» **Do this**
Retype the records below exactly as they appear, but leave out any pictures.

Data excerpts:
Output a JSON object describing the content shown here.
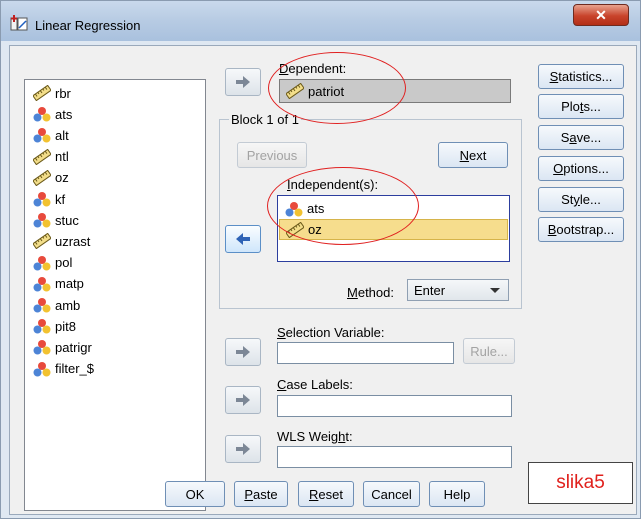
{
  "window": {
    "title": "Linear Regression",
    "close_glyph": "✕"
  },
  "variables": [
    {
      "name": "rbr",
      "icon": "ruler-icon"
    },
    {
      "name": "ats",
      "icon": "nominal-icon"
    },
    {
      "name": "alt",
      "icon": "nominal-icon"
    },
    {
      "name": "ntl",
      "icon": "ruler-icon"
    },
    {
      "name": "oz",
      "icon": "ruler-icon"
    },
    {
      "name": "kf",
      "icon": "nominal-icon"
    },
    {
      "name": "stuc",
      "icon": "nominal-icon"
    },
    {
      "name": "uzrast",
      "icon": "ruler-icon"
    },
    {
      "name": "pol",
      "icon": "nominal-icon"
    },
    {
      "name": "matp",
      "icon": "nominal-icon"
    },
    {
      "name": "amb",
      "icon": "nominal-icon"
    },
    {
      "name": "pit8",
      "icon": "nominal-icon"
    },
    {
      "name": "patrigr",
      "icon": "nominal-icon"
    },
    {
      "name": "filter_$",
      "icon": "nominal-icon"
    }
  ],
  "dependent": {
    "label_key": "D",
    "label_rest": "ependent:",
    "value": "patriot"
  },
  "block": {
    "title": "Block 1 of 1",
    "previous": "Previous",
    "next_key": "N",
    "next_rest": "ext"
  },
  "independent": {
    "label_key": "I",
    "label_rest": "ndependent(s):",
    "items": [
      "ats",
      "oz"
    ]
  },
  "method": {
    "label_key": "M",
    "label_rest": "ethod:",
    "value": "Enter"
  },
  "selection": {
    "label_key": "S",
    "label_rest": "election Variable:",
    "rule": "Rule..."
  },
  "case_labels": {
    "label_key": "C",
    "label_rest": "ase Labels:"
  },
  "wls": {
    "label_pre": "WLS Weig",
    "label_key": "h",
    "label_post": "t:"
  },
  "side_buttons": {
    "statistics": {
      "key": "S",
      "rest": "tatistics..."
    },
    "plots": {
      "pre": "Plo",
      "key": "t",
      "post": "s..."
    },
    "save": {
      "pre": "S",
      "key": "a",
      "post": "ve..."
    },
    "options": {
      "key": "O",
      "rest": "ptions..."
    },
    "style": {
      "pre": "St",
      "key": "y",
      "post": "le..."
    },
    "bootstrap": {
      "key": "B",
      "rest": "ootstrap..."
    }
  },
  "bottom_buttons": {
    "ok": "OK",
    "paste": {
      "key": "P",
      "rest": "aste"
    },
    "reset": {
      "key": "R",
      "rest": "eset"
    },
    "cancel": "Cancel",
    "help": "Help"
  },
  "annotation": "slika5",
  "colors": {
    "accent": "#2f63b6",
    "annotation_red": "#e0201c",
    "selected_row": "#f6dd8d"
  }
}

» **Task solution**
Output a JSON object describing the content shown here.
{
  "window": {
    "title": "Linear Regression",
    "close_glyph": "✕"
  },
  "variables": [
    {
      "name": "rbr",
      "icon": "ruler-icon"
    },
    {
      "name": "ats",
      "icon": "nominal-icon"
    },
    {
      "name": "alt",
      "icon": "nominal-icon"
    },
    {
      "name": "ntl",
      "icon": "ruler-icon"
    },
    {
      "name": "oz",
      "icon": "ruler-icon"
    },
    {
      "name": "kf",
      "icon": "nominal-icon"
    },
    {
      "name": "stuc",
      "icon": "nominal-icon"
    },
    {
      "name": "uzrast",
      "icon": "ruler-icon"
    },
    {
      "name": "pol",
      "icon": "nominal-icon"
    },
    {
      "name": "matp",
      "icon": "nominal-icon"
    },
    {
      "name": "amb",
      "icon": "nominal-icon"
    },
    {
      "name": "pit8",
      "icon": "nominal-icon"
    },
    {
      "name": "patrigr",
      "icon": "nominal-icon"
    },
    {
      "name": "filter_$",
      "icon": "nominal-icon"
    }
  ],
  "dependent": {
    "label_key": "D",
    "label_rest": "ependent:",
    "value": "patriot"
  },
  "block": {
    "title": "Block 1 of 1",
    "previous": "Previous",
    "next_key": "N",
    "next_rest": "ext"
  },
  "independent": {
    "label_key": "I",
    "label_rest": "ndependent(s):",
    "items": [
      "ats",
      "oz"
    ]
  },
  "method": {
    "label_key": "M",
    "label_rest": "ethod:",
    "value": "Enter"
  },
  "selection": {
    "label_key": "S",
    "label_rest": "election Variable:",
    "rule": "Rule..."
  },
  "case_labels": {
    "label_key": "C",
    "label_rest": "ase Labels:"
  },
  "wls": {
    "label_pre": "WLS Weig",
    "label_key": "h",
    "label_post": "t:"
  },
  "side_buttons": {
    "statistics": {
      "key": "S",
      "rest": "tatistics..."
    },
    "plots": {
      "pre": "Plo",
      "key": "t",
      "post": "s..."
    },
    "save": {
      "pre": "S",
      "key": "a",
      "post": "ve..."
    },
    "options": {
      "key": "O",
      "rest": "ptions..."
    },
    "style": {
      "pre": "St",
      "key": "y",
      "post": "le..."
    },
    "bootstrap": {
      "key": "B",
      "rest": "ootstrap..."
    }
  },
  "bottom_buttons": {
    "ok": "OK",
    "paste": {
      "key": "P",
      "rest": "aste"
    },
    "reset": {
      "key": "R",
      "rest": "eset"
    },
    "cancel": "Cancel",
    "help": "Help"
  },
  "annotation": "slika5",
  "colors": {
    "accent": "#2f63b6",
    "annotation_red": "#e0201c",
    "selected_row": "#f6dd8d"
  }
}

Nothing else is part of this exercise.